** Begin DATA TO USE **
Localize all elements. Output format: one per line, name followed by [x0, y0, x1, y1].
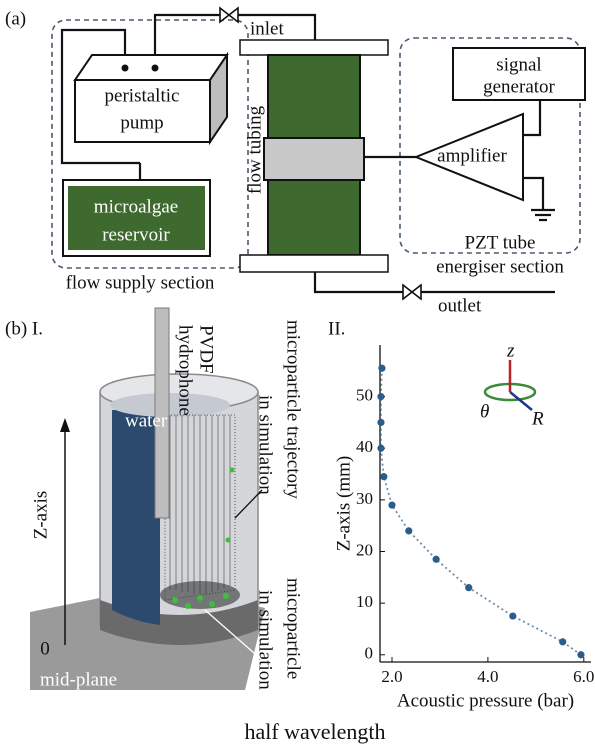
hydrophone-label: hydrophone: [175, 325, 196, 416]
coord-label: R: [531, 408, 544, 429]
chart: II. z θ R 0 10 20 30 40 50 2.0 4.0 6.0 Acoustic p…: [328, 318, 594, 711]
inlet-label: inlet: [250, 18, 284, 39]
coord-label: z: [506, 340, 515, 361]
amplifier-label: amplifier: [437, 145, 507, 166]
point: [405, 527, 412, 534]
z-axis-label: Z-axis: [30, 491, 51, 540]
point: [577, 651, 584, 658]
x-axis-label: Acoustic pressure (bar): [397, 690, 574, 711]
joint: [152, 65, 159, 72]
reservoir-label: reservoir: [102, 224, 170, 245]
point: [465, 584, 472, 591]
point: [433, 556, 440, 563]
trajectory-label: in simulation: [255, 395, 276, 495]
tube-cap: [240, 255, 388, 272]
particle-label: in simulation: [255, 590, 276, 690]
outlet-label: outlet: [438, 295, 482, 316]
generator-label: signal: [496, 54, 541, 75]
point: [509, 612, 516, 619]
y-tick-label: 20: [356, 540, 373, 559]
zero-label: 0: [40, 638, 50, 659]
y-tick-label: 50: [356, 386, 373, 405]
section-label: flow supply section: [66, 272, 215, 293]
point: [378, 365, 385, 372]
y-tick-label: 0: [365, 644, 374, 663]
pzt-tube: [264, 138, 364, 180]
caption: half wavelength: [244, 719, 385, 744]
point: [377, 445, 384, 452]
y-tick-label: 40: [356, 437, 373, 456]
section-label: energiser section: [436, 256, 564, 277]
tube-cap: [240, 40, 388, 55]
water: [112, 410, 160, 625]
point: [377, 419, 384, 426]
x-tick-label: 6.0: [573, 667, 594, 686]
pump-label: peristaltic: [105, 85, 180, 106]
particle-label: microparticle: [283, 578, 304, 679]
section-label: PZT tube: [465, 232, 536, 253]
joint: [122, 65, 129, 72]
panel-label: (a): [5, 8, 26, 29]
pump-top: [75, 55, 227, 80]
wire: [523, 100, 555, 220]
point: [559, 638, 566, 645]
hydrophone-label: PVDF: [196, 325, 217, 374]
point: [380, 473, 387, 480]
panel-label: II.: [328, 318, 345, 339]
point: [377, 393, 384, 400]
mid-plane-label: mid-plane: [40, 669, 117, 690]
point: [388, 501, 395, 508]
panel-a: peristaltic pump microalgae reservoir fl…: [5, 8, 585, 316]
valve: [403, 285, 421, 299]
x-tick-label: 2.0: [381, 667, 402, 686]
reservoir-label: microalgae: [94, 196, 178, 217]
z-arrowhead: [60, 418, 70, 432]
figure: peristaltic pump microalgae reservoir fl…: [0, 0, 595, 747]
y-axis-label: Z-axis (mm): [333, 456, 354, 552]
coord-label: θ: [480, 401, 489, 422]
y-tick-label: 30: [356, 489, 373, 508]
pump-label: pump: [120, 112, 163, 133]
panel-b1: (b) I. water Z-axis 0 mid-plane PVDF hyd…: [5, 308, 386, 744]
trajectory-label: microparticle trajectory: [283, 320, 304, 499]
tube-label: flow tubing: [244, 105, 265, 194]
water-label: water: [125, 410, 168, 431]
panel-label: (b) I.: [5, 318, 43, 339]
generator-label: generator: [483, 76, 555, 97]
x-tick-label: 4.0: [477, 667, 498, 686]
** End DATA TO USE **
- WHAT IS EXPECTED: Reproduce every item above word for word, line by line, but leave out the pictures.

- WRITTEN ANSWER:
Localize all elements. Output format: one per line, name followed by [x0, y0, x1, y1].
hydrophone-label: hydrophone: [175, 325, 196, 416]
coord-label: R: [531, 408, 544, 429]
chart: II. z θ R 0 10 20 30 40 50 2.0 4.0 6.0 Acoustic p…: [328, 318, 594, 711]
inlet-label: inlet: [250, 18, 284, 39]
coord-label: z: [506, 340, 515, 361]
amplifier-label: amplifier: [437, 145, 507, 166]
point: [405, 527, 412, 534]
z-axis-label: Z-axis: [30, 491, 51, 540]
point: [577, 651, 584, 658]
x-axis-label: Acoustic pressure (bar): [397, 690, 574, 711]
joint: [152, 65, 159, 72]
reservoir-label: reservoir: [102, 224, 170, 245]
point: [465, 584, 472, 591]
point: [433, 556, 440, 563]
trajectory-label: in simulation: [255, 395, 276, 495]
tube-cap: [240, 255, 388, 272]
particle-label: in simulation: [255, 590, 276, 690]
outlet-label: outlet: [438, 295, 482, 316]
generator-label: signal: [496, 54, 541, 75]
point: [509, 612, 516, 619]
y-tick-label: 20: [356, 540, 373, 559]
zero-label: 0: [40, 638, 50, 659]
y-tick-label: 50: [356, 386, 373, 405]
section-label: flow supply section: [66, 272, 215, 293]
point: [378, 365, 385, 372]
y-tick-label: 0: [365, 644, 374, 663]
pzt-tube: [264, 138, 364, 180]
caption: half wavelength: [244, 719, 385, 744]
point: [377, 445, 384, 452]
y-tick-label: 40: [356, 437, 373, 456]
section-label: energiser section: [436, 256, 564, 277]
tube-cap: [240, 40, 388, 55]
water: [112, 410, 160, 625]
point: [377, 419, 384, 426]
x-tick-label: 6.0: [573, 667, 594, 686]
pump-label: peristaltic: [105, 85, 180, 106]
particle-label: microparticle: [283, 578, 304, 679]
section-label: PZT tube: [465, 232, 536, 253]
joint: [122, 65, 129, 72]
panel-label: (a): [5, 8, 26, 29]
pump-top: [75, 55, 227, 80]
wire: [523, 100, 555, 220]
point: [559, 638, 566, 645]
hydrophone-label: PVDF: [196, 325, 217, 374]
point: [380, 473, 387, 480]
panel-label: II.: [328, 318, 345, 339]
point: [377, 393, 384, 400]
mid-plane-label: mid-plane: [40, 669, 117, 690]
point: [388, 501, 395, 508]
panel-a: peristaltic pump microalgae reservoir fl…: [5, 8, 585, 316]
valve: [403, 285, 421, 299]
x-tick-label: 2.0: [381, 667, 402, 686]
reservoir-label: microalgae: [94, 196, 178, 217]
z-arrowhead: [60, 418, 70, 432]
figure: peristaltic pump microalgae reservoir fl…: [0, 0, 595, 747]
y-axis-label: Z-axis (mm): [333, 456, 354, 552]
coord-label: θ: [480, 401, 489, 422]
y-tick-label: 30: [356, 489, 373, 508]
pump-label: pump: [120, 112, 163, 133]
panel-b1: (b) I. water Z-axis 0 mid-plane PVDF hyd…: [5, 308, 386, 744]
trajectory-label: microparticle trajectory: [283, 320, 304, 499]
tube-label: flow tubing: [244, 105, 265, 194]
water-label: water: [125, 410, 168, 431]
panel-label: (b) I.: [5, 318, 43, 339]
generator-label: generator: [483, 76, 555, 97]
x-tick-label: 4.0: [477, 667, 498, 686]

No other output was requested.